* START Material *

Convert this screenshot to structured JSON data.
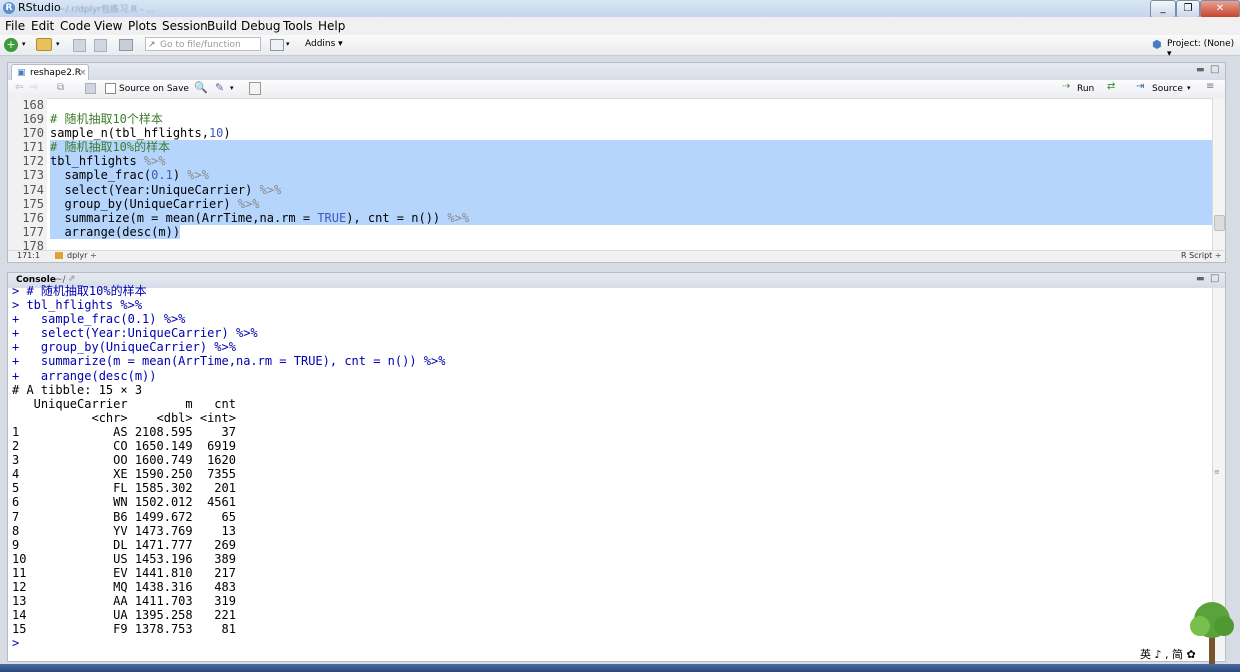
{
  "window": {
    "title": "RStudio",
    "title_blurred": "~/.r/dplyr包练习.R - ..."
  },
  "menu": [
    "File",
    "Edit",
    "Code",
    "View",
    "Plots",
    "Session",
    "Build",
    "Debug",
    "Tools",
    "Help"
  ],
  "toolbar": {
    "goto_placeholder": "Go to file/function",
    "addins_label": "Addins ▾",
    "project_label": "Project: (None) ▾"
  },
  "editor": {
    "tab_label": "reshape2.R",
    "source_on_save": "Source on Save",
    "run_label": "Run",
    "source_label": "Source",
    "line_numbers": [
      "168",
      "169",
      "170",
      "171",
      "172",
      "173",
      "174",
      "175",
      "176",
      "177",
      "178"
    ],
    "cursor_pos": "171:1",
    "scope": "dplyr ÷",
    "filetype": "R Script ÷",
    "lines": [
      {
        "parts": [
          {
            "t": ""
          }
        ]
      },
      {
        "parts": [
          {
            "t": "# 随机抽取10个样本",
            "c": "cm"
          }
        ]
      },
      {
        "parts": [
          {
            "t": "sample_n(tbl_hflights,"
          },
          {
            "t": "10",
            "c": "nm"
          },
          {
            "t": ")"
          }
        ]
      },
      {
        "parts": [
          {
            "t": "# 随机抽取10%的样本",
            "c": "cm"
          }
        ],
        "sel": true
      },
      {
        "parts": [
          {
            "t": "tbl_hflights "
          },
          {
            "t": "%>%",
            "c": "sp"
          }
        ],
        "sel": true
      },
      {
        "parts": [
          {
            "t": "  sample_frac("
          },
          {
            "t": "0.1",
            "c": "nm"
          },
          {
            "t": ") "
          },
          {
            "t": "%>%",
            "c": "sp"
          }
        ],
        "sel": true
      },
      {
        "parts": [
          {
            "t": "  select(Year:UniqueCarrier) "
          },
          {
            "t": "%>%",
            "c": "sp"
          }
        ],
        "sel": true
      },
      {
        "parts": [
          {
            "t": "  group_by(UniqueCarrier) "
          },
          {
            "t": "%>%",
            "c": "sp"
          }
        ],
        "sel": true
      },
      {
        "parts": [
          {
            "t": "  summarize(m = mean(ArrTime,na.rm = "
          },
          {
            "t": "TRUE",
            "c": "bool"
          },
          {
            "t": "), cnt = n()) "
          },
          {
            "t": "%>%",
            "c": "sp"
          }
        ],
        "sel": true
      },
      {
        "parts": [
          {
            "t": "  arrange(desc(m))"
          }
        ],
        "sel": true,
        "partial": true
      },
      {
        "parts": [
          {
            "t": ""
          }
        ]
      }
    ]
  },
  "console": {
    "title": "Console",
    "path": "~/",
    "input_lines": [
      "> # 随机抽取10%的样本",
      "> tbl_hflights %>%",
      "+   sample_frac(0.1) %>%",
      "+   select(Year:UniqueCarrier) %>%",
      "+   group_by(UniqueCarrier) %>%",
      "+   summarize(m = mean(ArrTime,na.rm = TRUE), cnt = n()) %>%",
      "+   arrange(desc(m))"
    ],
    "output_lines": [
      "# A tibble: 15 × 3",
      "   UniqueCarrier        m   cnt",
      "           <chr>    <dbl> <int>",
      "1             AS 2108.595    37",
      "2             CO 1650.149  6919",
      "3             OO 1600.749  1620",
      "4             XE 1590.250  7355",
      "5             FL 1585.302   201",
      "6             WN 1502.012  4561",
      "7             B6 1499.672    65",
      "8             YV 1473.769    13",
      "9             DL 1471.777   269",
      "10            US 1453.196   389",
      "11            EV 1441.810   217",
      "12            MQ 1438.316   483",
      "13            AA 1411.703   319",
      "14            UA 1395.258   221",
      "15            F9 1378.753    81"
    ],
    "prompt": ">"
  },
  "ime": {
    "label": "英 ♪ , 简 ✿"
  },
  "colors": {
    "selection": "#b6d5fd",
    "comment": "#3d7d2e",
    "number": "#3e58c0",
    "console_input": "#0000b0"
  }
}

* END Material *

- Work instructions -
Leave the images out, please, and restate each line word for word.

- Answer for the task -
Convert this screenshot to structured JSON data.
{
  "window": {
    "title": "RStudio",
    "title_blurred": "~/.r/dplyr包练习.R - ..."
  },
  "menu": [
    "File",
    "Edit",
    "Code",
    "View",
    "Plots",
    "Session",
    "Build",
    "Debug",
    "Tools",
    "Help"
  ],
  "toolbar": {
    "goto_placeholder": "Go to file/function",
    "addins_label": "Addins ▾",
    "project_label": "Project: (None) ▾"
  },
  "editor": {
    "tab_label": "reshape2.R",
    "source_on_save": "Source on Save",
    "run_label": "Run",
    "source_label": "Source",
    "line_numbers": [
      "168",
      "169",
      "170",
      "171",
      "172",
      "173",
      "174",
      "175",
      "176",
      "177",
      "178"
    ],
    "cursor_pos": "171:1",
    "scope": "dplyr ÷",
    "filetype": "R Script ÷",
    "lines": [
      {
        "parts": [
          {
            "t": ""
          }
        ]
      },
      {
        "parts": [
          {
            "t": "# 随机抽取10个样本",
            "c": "cm"
          }
        ]
      },
      {
        "parts": [
          {
            "t": "sample_n(tbl_hflights,"
          },
          {
            "t": "10",
            "c": "nm"
          },
          {
            "t": ")"
          }
        ]
      },
      {
        "parts": [
          {
            "t": "# 随机抽取10%的样本",
            "c": "cm"
          }
        ],
        "sel": true
      },
      {
        "parts": [
          {
            "t": "tbl_hflights "
          },
          {
            "t": "%>%",
            "c": "sp"
          }
        ],
        "sel": true
      },
      {
        "parts": [
          {
            "t": "  sample_frac("
          },
          {
            "t": "0.1",
            "c": "nm"
          },
          {
            "t": ") "
          },
          {
            "t": "%>%",
            "c": "sp"
          }
        ],
        "sel": true
      },
      {
        "parts": [
          {
            "t": "  select(Year:UniqueCarrier) "
          },
          {
            "t": "%>%",
            "c": "sp"
          }
        ],
        "sel": true
      },
      {
        "parts": [
          {
            "t": "  group_by(UniqueCarrier) "
          },
          {
            "t": "%>%",
            "c": "sp"
          }
        ],
        "sel": true
      },
      {
        "parts": [
          {
            "t": "  summarize(m = mean(ArrTime,na.rm = "
          },
          {
            "t": "TRUE",
            "c": "bool"
          },
          {
            "t": "), cnt = n()) "
          },
          {
            "t": "%>%",
            "c": "sp"
          }
        ],
        "sel": true
      },
      {
        "parts": [
          {
            "t": "  arrange(desc(m))"
          }
        ],
        "sel": true,
        "partial": true
      },
      {
        "parts": [
          {
            "t": ""
          }
        ]
      }
    ]
  },
  "console": {
    "title": "Console",
    "path": "~/",
    "input_lines": [
      "> # 随机抽取10%的样本",
      "> tbl_hflights %>%",
      "+   sample_frac(0.1) %>%",
      "+   select(Year:UniqueCarrier) %>%",
      "+   group_by(UniqueCarrier) %>%",
      "+   summarize(m = mean(ArrTime,na.rm = TRUE), cnt = n()) %>%",
      "+   arrange(desc(m))"
    ],
    "output_lines": [
      "# A tibble: 15 × 3",
      "   UniqueCarrier        m   cnt",
      "           <chr>    <dbl> <int>",
      "1             AS 2108.595    37",
      "2             CO 1650.149  6919",
      "3             OO 1600.749  1620",
      "4             XE 1590.250  7355",
      "5             FL 1585.302   201",
      "6             WN 1502.012  4561",
      "7             B6 1499.672    65",
      "8             YV 1473.769    13",
      "9             DL 1471.777   269",
      "10            US 1453.196   389",
      "11            EV 1441.810   217",
      "12            MQ 1438.316   483",
      "13            AA 1411.703   319",
      "14            UA 1395.258   221",
      "15            F9 1378.753    81"
    ],
    "prompt": ">"
  },
  "ime": {
    "label": "英 ♪ , 简 ✿"
  },
  "colors": {
    "selection": "#b6d5fd",
    "comment": "#3d7d2e",
    "number": "#3e58c0",
    "console_input": "#0000b0"
  }
}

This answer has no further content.